» **PROBLEM STATEMENT**
Your task is to copy the listing exactly. Drop any pictures from the copy.

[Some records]
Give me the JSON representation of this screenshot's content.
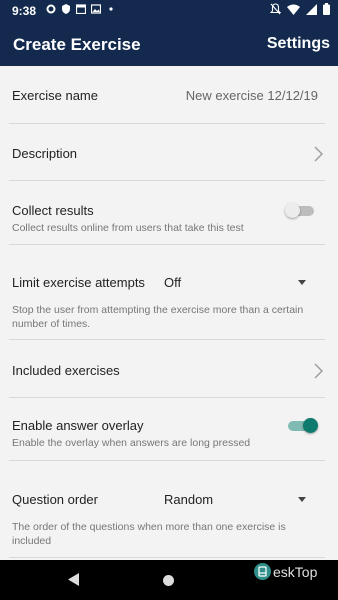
{
  "status_bar": {
    "time": "9:38",
    "left_icons": [
      "gear-icon",
      "shield-icon",
      "calendar-icon",
      "image-icon",
      "dot-icon"
    ],
    "right_icons": [
      "mute-icon",
      "wifi-icon",
      "signal-icon",
      "battery-icon"
    ]
  },
  "app_bar": {
    "title": "Create Exercise",
    "settings_label": "Settings",
    "background": "#132a4e"
  },
  "settings": {
    "exercise_name": {
      "label": "Exercise name",
      "value": "New exercise 12/12/19"
    },
    "description": {
      "label": "Description"
    },
    "collect_results": {
      "label": "Collect results",
      "sub": "Collect results online from users that take this test",
      "enabled": false
    },
    "limit_attempts": {
      "label": "Limit exercise attempts",
      "value": "Off",
      "sub": "Stop the user from attempting the exercise more than a certain number of times."
    },
    "included_exercises": {
      "label": "Included exercises"
    },
    "answer_overlay": {
      "label": "Enable answer overlay",
      "sub": "Enable the overlay when answers are long pressed",
      "enabled": true
    },
    "question_order": {
      "label": "Question order",
      "value": "Random",
      "sub": "The order of the questions when more than one exercise is included"
    }
  },
  "colors": {
    "accent": "#0f7a6e",
    "accent_track": "#7fbab3",
    "toggle_off_thumb": "#ececec",
    "toggle_off_track": "#bdbdbd"
  },
  "watermark": {
    "text": "eskTop"
  }
}
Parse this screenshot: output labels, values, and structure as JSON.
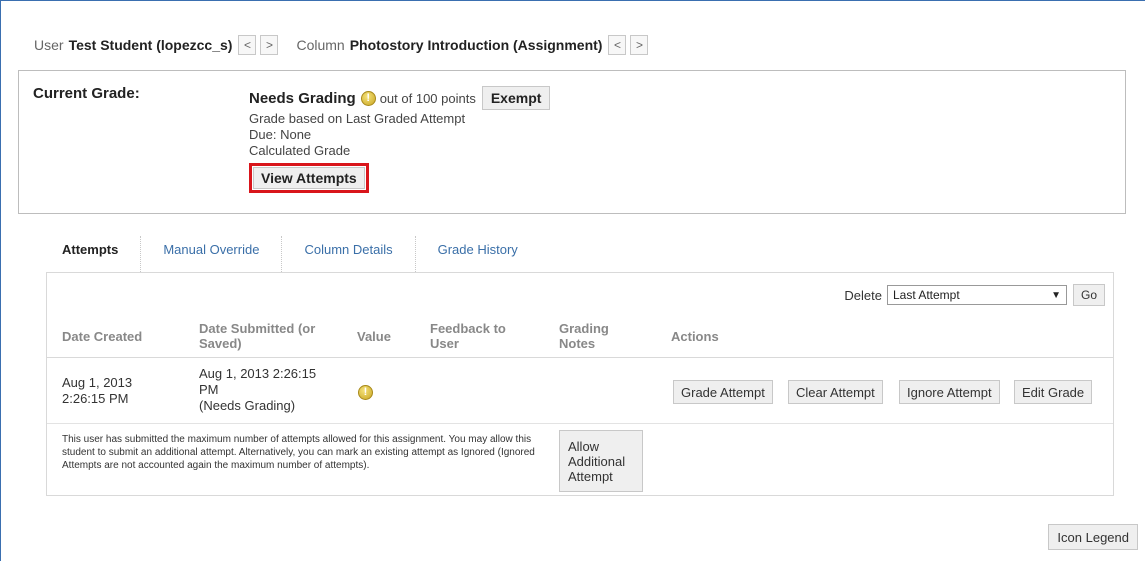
{
  "header": {
    "user_label": "User",
    "user_name": "Test Student (lopezcc_s)",
    "column_label": "Column",
    "column_name": "Photostory Introduction (Assignment)",
    "prev_glyph": "<",
    "next_glyph": ">"
  },
  "current_grade": {
    "label": "Current Grade:",
    "status": "Needs Grading",
    "out_of": "out of 100 points",
    "exempt_label": "Exempt",
    "based_on": "Grade based on Last Graded Attempt",
    "due": "Due: None",
    "calculated": "Calculated Grade",
    "view_attempts_label": "View Attempts",
    "status_icon": "needs-grading-icon",
    "highlight_color": "#d9151b"
  },
  "tabs": [
    {
      "label": "Attempts",
      "active": true
    },
    {
      "label": "Manual Override",
      "active": false
    },
    {
      "label": "Column Details",
      "active": false
    },
    {
      "label": "Grade History",
      "active": false
    }
  ],
  "attempts": {
    "delete_label": "Delete",
    "delete_selected": "Last Attempt",
    "go_label": "Go",
    "columns": [
      "Date Created",
      "Date Submitted (or Saved)",
      "Value",
      "Feedback to User",
      "Grading Notes",
      "Actions"
    ],
    "rows": [
      {
        "date_created": "Aug 1, 2013 2:26:15 PM",
        "date_submitted": "Aug 1, 2013 2:26:15 PM",
        "submitted_status": "(Needs Grading)",
        "value_icon": "needs-grading-icon",
        "feedback": "",
        "notes": ""
      }
    ],
    "actions": [
      "Grade Attempt",
      "Clear Attempt",
      "Ignore Attempt",
      "Edit Grade"
    ],
    "notice": "This user has submitted the maximum number of attempts allowed for this assignment. You may allow this student to submit an additional attempt. Alternatively, you can mark an existing attempt as Ignored (Ignored Attempts are not accounted again the maximum number of attempts).",
    "allow_label": "Allow Additional Attempt"
  },
  "footer": {
    "icon_legend_label": "Icon Legend"
  }
}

» **RESPONSE TO THE EXERCISE**
Give me the JSON representation of this screenshot's content.
{
  "status_bar": {
    "time": "9:38",
    "left_icons": [
      "gear-icon",
      "shield-icon",
      "calendar-icon",
      "image-icon",
      "dot-icon"
    ],
    "right_icons": [
      "mute-icon",
      "wifi-icon",
      "signal-icon",
      "battery-icon"
    ]
  },
  "app_bar": {
    "title": "Create Exercise",
    "settings_label": "Settings",
    "background": "#132a4e"
  },
  "settings": {
    "exercise_name": {
      "label": "Exercise name",
      "value": "New exercise 12/12/19"
    },
    "description": {
      "label": "Description"
    },
    "collect_results": {
      "label": "Collect results",
      "sub": "Collect results online from users that take this test",
      "enabled": false
    },
    "limit_attempts": {
      "label": "Limit exercise attempts",
      "value": "Off",
      "sub": "Stop the user from attempting the exercise more than a certain number of times."
    },
    "included_exercises": {
      "label": "Included exercises"
    },
    "answer_overlay": {
      "label": "Enable answer overlay",
      "sub": "Enable the overlay when answers are long pressed",
      "enabled": true
    },
    "question_order": {
      "label": "Question order",
      "value": "Random",
      "sub": "The order of the questions when more than one exercise is included"
    }
  },
  "colors": {
    "accent": "#0f7a6e",
    "accent_track": "#7fbab3",
    "toggle_off_thumb": "#ececec",
    "toggle_off_track": "#bdbdbd"
  },
  "watermark": {
    "text": "eskTop"
  }
}
Parse this screenshot: output labels, values, and structure as JSON.
{
  "header": {
    "user_label": "User",
    "user_name": "Test Student (lopezcc_s)",
    "column_label": "Column",
    "column_name": "Photostory Introduction (Assignment)",
    "prev_glyph": "<",
    "next_glyph": ">"
  },
  "current_grade": {
    "label": "Current Grade:",
    "status": "Needs Grading",
    "out_of": "out of 100 points",
    "exempt_label": "Exempt",
    "based_on": "Grade based on Last Graded Attempt",
    "due": "Due: None",
    "calculated": "Calculated Grade",
    "view_attempts_label": "View Attempts",
    "status_icon": "needs-grading-icon",
    "highlight_color": "#d9151b"
  },
  "tabs": [
    {
      "label": "Attempts",
      "active": true
    },
    {
      "label": "Manual Override",
      "active": false
    },
    {
      "label": "Column Details",
      "active": false
    },
    {
      "label": "Grade History",
      "active": false
    }
  ],
  "attempts": {
    "delete_label": "Delete",
    "delete_selected": "Last Attempt",
    "go_label": "Go",
    "columns": [
      "Date Created",
      "Date Submitted (or Saved)",
      "Value",
      "Feedback to User",
      "Grading Notes",
      "Actions"
    ],
    "rows": [
      {
        "date_created": "Aug 1, 2013 2:26:15 PM",
        "date_submitted": "Aug 1, 2013 2:26:15 PM",
        "submitted_status": "(Needs Grading)",
        "value_icon": "needs-grading-icon",
        "feedback": "",
        "notes": ""
      }
    ],
    "actions": [
      "Grade Attempt",
      "Clear Attempt",
      "Ignore Attempt",
      "Edit Grade"
    ],
    "notice": "This user has submitted the maximum number of attempts allowed for this assignment. You may allow this student to submit an additional attempt. Alternatively, you can mark an existing attempt as Ignored (Ignored Attempts are not accounted again the maximum number of attempts).",
    "allow_label": "Allow Additional Attempt"
  },
  "footer": {
    "icon_legend_label": "Icon Legend"
  }
}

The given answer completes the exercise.